WORK TO BE COMPLETED: Track down the lines that contain "Tilikauden" and copy them.

STORED ROWS:
◆ ◆ ◆ ◆ ◆
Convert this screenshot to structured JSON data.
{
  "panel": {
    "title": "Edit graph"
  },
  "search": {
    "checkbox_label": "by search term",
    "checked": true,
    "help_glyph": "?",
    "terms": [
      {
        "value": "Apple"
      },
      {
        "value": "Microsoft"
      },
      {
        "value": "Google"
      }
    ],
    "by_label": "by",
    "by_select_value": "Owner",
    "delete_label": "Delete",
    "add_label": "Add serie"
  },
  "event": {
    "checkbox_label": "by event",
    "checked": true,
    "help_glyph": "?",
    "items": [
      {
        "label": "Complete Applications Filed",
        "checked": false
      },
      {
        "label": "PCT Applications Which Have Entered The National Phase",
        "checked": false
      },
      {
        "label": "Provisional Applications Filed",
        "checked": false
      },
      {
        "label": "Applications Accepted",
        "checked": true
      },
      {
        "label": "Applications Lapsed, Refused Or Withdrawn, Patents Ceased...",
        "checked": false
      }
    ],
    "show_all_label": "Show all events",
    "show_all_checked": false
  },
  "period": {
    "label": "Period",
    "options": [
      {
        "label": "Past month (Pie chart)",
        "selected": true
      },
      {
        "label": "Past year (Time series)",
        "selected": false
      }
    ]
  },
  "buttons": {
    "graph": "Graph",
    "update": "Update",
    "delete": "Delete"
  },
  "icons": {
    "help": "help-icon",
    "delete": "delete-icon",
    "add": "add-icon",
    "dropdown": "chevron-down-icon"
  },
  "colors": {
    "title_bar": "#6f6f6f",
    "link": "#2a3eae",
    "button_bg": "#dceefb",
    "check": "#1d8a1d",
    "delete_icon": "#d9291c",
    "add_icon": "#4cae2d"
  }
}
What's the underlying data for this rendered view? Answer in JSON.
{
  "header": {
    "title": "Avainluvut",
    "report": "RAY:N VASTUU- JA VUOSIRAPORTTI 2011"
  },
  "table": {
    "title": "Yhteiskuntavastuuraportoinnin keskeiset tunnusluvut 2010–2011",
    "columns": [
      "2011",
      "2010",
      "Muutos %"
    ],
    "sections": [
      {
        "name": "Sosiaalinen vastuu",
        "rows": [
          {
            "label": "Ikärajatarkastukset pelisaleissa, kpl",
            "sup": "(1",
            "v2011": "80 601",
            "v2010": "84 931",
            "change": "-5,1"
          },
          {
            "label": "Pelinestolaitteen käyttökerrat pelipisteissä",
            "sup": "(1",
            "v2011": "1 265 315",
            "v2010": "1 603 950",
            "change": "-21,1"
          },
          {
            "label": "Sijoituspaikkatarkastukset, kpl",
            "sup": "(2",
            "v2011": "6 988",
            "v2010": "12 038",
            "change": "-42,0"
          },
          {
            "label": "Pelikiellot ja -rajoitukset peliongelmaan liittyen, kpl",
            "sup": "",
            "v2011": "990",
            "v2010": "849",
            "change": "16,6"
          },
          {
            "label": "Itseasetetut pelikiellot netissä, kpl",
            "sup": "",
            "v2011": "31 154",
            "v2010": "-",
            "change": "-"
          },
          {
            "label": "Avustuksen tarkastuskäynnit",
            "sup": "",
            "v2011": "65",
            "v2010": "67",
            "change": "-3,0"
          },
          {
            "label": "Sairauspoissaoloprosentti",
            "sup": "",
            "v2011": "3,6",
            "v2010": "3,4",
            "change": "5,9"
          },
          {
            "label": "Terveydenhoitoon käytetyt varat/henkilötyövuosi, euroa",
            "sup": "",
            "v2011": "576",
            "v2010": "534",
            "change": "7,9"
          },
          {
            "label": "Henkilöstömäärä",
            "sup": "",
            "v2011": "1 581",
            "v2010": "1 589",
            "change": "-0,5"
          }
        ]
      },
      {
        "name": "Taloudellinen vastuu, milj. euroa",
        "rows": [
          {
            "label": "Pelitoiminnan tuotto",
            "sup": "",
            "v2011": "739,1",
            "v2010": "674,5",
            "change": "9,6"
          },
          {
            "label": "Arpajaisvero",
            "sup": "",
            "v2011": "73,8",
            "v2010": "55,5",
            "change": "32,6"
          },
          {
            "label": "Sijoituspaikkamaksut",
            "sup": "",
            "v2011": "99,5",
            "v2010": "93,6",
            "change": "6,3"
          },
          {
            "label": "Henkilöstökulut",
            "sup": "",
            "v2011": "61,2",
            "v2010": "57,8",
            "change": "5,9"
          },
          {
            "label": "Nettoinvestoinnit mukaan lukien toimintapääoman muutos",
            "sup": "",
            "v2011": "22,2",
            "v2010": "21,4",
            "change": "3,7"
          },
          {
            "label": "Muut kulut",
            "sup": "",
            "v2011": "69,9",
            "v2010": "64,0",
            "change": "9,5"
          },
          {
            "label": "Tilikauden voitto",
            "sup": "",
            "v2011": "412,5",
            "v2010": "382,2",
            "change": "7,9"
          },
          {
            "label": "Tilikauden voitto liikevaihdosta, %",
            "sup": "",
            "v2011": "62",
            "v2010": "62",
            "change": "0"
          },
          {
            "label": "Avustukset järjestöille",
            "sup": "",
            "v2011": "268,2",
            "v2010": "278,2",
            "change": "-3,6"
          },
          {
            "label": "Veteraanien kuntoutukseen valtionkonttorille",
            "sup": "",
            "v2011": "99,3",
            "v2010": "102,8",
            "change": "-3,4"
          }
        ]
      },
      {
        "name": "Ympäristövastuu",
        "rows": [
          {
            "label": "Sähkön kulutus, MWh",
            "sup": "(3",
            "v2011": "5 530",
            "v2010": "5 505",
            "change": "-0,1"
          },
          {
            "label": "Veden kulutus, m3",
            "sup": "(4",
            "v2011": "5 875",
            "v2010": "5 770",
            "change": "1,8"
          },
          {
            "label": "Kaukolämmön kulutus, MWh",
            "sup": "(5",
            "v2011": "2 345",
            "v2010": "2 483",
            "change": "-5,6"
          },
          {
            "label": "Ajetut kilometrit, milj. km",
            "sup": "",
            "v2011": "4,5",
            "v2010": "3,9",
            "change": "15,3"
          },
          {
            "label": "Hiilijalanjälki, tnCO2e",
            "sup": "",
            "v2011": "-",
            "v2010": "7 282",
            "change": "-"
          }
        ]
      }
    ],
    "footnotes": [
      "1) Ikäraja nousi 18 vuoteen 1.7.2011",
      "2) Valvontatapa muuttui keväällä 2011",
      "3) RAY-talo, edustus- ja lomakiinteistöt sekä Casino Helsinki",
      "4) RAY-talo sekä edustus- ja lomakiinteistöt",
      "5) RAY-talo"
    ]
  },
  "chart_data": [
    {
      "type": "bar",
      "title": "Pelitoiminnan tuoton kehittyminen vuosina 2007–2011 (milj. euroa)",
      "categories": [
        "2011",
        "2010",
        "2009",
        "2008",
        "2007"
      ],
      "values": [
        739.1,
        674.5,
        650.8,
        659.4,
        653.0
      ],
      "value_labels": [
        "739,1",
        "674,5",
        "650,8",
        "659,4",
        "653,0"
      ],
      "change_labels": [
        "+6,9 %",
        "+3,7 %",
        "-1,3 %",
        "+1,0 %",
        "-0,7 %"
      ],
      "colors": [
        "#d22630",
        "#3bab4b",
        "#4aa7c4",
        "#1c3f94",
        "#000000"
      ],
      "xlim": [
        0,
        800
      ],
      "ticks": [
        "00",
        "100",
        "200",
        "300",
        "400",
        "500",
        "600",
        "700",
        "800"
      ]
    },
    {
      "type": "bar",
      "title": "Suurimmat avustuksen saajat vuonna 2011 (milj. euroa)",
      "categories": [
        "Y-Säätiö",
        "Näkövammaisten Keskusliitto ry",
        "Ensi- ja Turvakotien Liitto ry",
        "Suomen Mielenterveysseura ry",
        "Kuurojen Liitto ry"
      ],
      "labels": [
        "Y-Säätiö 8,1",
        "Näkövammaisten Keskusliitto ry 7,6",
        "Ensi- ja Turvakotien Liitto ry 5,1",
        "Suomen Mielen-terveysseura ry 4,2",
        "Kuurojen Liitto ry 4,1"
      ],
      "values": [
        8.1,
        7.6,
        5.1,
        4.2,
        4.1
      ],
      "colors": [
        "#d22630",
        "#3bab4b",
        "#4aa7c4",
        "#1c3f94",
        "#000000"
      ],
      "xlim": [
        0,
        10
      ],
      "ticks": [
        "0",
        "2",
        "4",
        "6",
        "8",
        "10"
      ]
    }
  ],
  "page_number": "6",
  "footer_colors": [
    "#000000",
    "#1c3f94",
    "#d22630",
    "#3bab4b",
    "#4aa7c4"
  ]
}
◆ ◆ ◆ ◆ ◆
EXERCISE RESPONSE:
            "label": "Tilikauden voitto",
            "label": "Tilikauden voitto liikevaihdosta, %",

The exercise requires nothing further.